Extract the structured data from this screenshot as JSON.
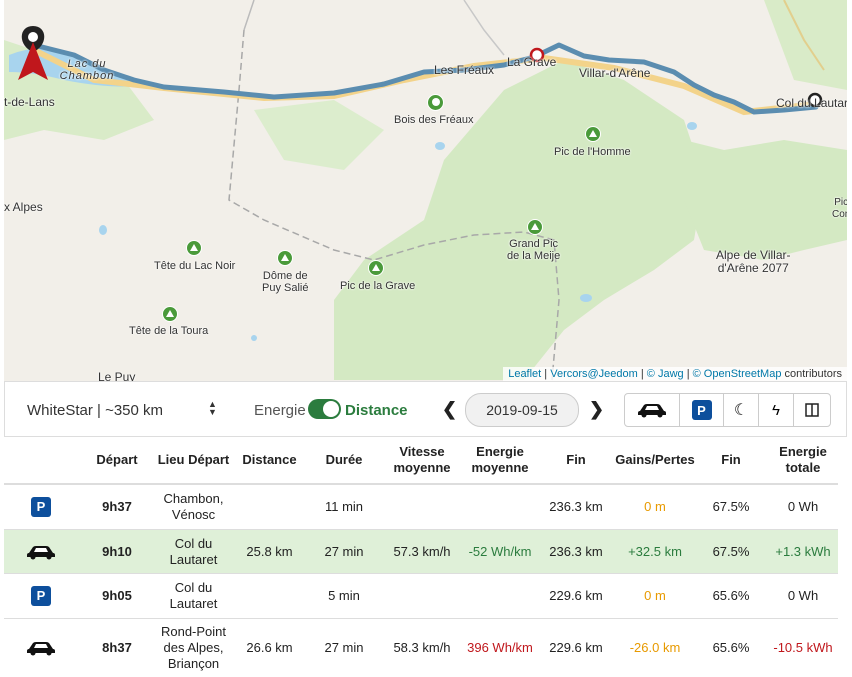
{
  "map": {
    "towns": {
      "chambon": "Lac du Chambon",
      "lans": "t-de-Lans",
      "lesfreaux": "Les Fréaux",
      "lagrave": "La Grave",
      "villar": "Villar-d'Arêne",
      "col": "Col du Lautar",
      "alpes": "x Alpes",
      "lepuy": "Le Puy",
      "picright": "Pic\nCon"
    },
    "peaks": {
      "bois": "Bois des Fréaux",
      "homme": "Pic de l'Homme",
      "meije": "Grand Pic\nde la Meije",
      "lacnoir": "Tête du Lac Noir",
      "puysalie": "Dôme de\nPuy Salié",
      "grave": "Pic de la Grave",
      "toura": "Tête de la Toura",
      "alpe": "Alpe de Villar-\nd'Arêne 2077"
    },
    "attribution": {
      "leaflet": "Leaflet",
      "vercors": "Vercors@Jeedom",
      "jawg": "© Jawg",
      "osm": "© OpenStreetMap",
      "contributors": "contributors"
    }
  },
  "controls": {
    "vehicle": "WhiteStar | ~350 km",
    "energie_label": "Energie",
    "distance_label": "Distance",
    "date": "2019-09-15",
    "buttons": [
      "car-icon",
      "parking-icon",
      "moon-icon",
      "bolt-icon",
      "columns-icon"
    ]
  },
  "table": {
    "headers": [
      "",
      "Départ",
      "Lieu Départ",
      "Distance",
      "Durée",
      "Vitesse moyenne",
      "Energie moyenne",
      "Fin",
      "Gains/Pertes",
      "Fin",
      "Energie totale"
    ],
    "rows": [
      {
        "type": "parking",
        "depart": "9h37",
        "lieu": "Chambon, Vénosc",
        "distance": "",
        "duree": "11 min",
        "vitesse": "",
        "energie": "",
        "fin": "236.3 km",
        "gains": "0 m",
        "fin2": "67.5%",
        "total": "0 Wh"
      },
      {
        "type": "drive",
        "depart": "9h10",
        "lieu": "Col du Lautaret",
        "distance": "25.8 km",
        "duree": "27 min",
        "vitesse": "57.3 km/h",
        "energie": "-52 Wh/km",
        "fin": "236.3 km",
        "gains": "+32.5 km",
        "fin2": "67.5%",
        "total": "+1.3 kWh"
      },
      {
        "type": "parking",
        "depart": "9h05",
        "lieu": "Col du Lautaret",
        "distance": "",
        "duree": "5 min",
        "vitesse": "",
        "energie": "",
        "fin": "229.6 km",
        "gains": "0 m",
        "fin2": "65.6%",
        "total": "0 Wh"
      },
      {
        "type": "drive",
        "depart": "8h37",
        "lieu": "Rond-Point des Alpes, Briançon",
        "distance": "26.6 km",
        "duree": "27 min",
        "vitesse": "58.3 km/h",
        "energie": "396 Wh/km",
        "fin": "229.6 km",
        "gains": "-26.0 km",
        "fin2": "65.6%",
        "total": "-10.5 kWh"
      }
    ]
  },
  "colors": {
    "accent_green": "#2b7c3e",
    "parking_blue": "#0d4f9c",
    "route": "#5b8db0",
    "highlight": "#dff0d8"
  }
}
...
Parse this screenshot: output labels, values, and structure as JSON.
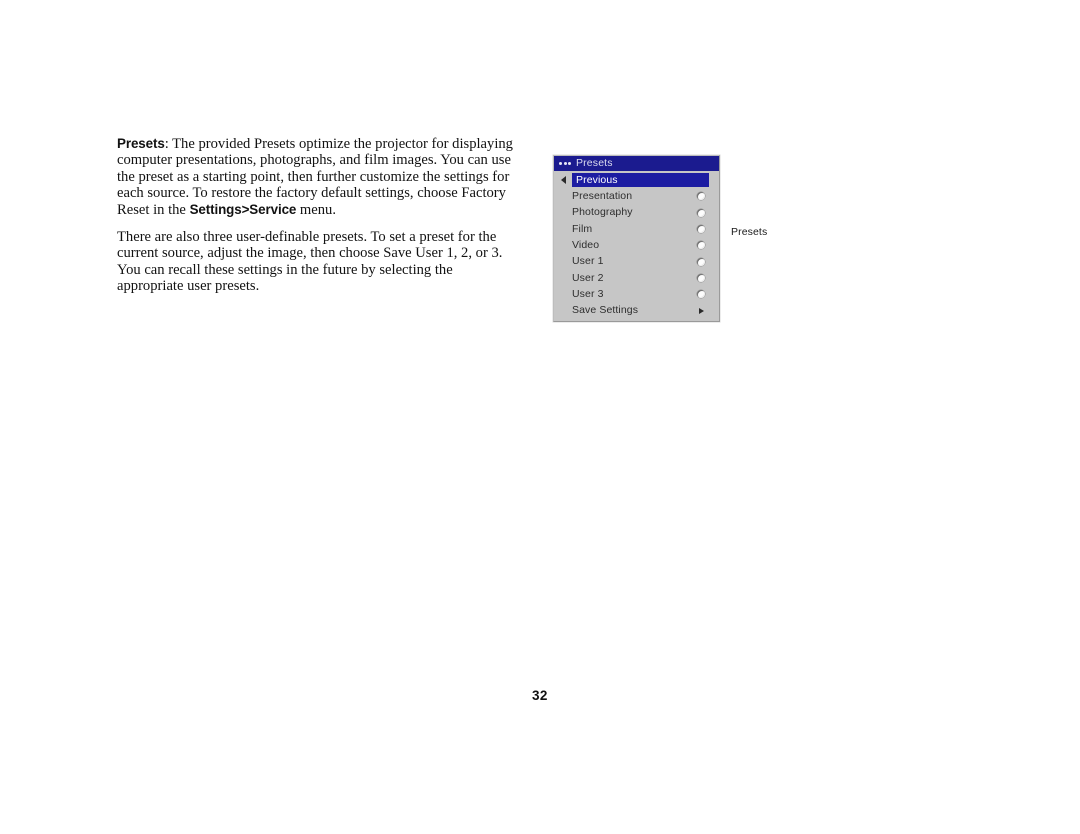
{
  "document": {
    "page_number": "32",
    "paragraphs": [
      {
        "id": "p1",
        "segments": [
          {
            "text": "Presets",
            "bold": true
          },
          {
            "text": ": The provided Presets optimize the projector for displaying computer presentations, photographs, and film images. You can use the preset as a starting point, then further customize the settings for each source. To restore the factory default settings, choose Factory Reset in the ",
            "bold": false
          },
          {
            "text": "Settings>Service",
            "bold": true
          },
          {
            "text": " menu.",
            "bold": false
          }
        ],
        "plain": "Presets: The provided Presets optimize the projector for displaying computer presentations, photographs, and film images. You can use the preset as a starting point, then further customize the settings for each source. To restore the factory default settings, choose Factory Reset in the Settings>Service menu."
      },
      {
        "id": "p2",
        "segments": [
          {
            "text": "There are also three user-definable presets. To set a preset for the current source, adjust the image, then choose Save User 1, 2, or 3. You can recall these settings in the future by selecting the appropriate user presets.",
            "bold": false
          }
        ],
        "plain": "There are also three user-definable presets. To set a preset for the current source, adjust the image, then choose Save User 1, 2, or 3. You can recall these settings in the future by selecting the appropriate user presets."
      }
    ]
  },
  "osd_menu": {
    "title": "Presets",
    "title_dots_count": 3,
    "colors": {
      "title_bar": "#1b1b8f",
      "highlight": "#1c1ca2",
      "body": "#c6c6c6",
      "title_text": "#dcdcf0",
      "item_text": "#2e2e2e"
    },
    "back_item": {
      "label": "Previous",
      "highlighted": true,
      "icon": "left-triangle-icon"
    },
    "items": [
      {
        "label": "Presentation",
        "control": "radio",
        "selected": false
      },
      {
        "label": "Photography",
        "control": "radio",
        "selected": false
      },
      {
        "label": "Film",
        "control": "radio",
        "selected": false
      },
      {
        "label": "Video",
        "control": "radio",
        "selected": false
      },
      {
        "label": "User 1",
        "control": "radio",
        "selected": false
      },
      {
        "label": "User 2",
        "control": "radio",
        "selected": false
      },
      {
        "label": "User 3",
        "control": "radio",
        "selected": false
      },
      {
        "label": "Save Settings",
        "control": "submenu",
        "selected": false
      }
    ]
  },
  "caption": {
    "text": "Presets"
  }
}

*GOAL*: Wherever the word "Villar" occurs in a line of the listing, copy that line.

*OUTPUT FOR THIS EXERCISE*:
      "villar": "Villar-d'Arêne",
      "alpe": "Alpe de Villar-\nd'Arêne 2077"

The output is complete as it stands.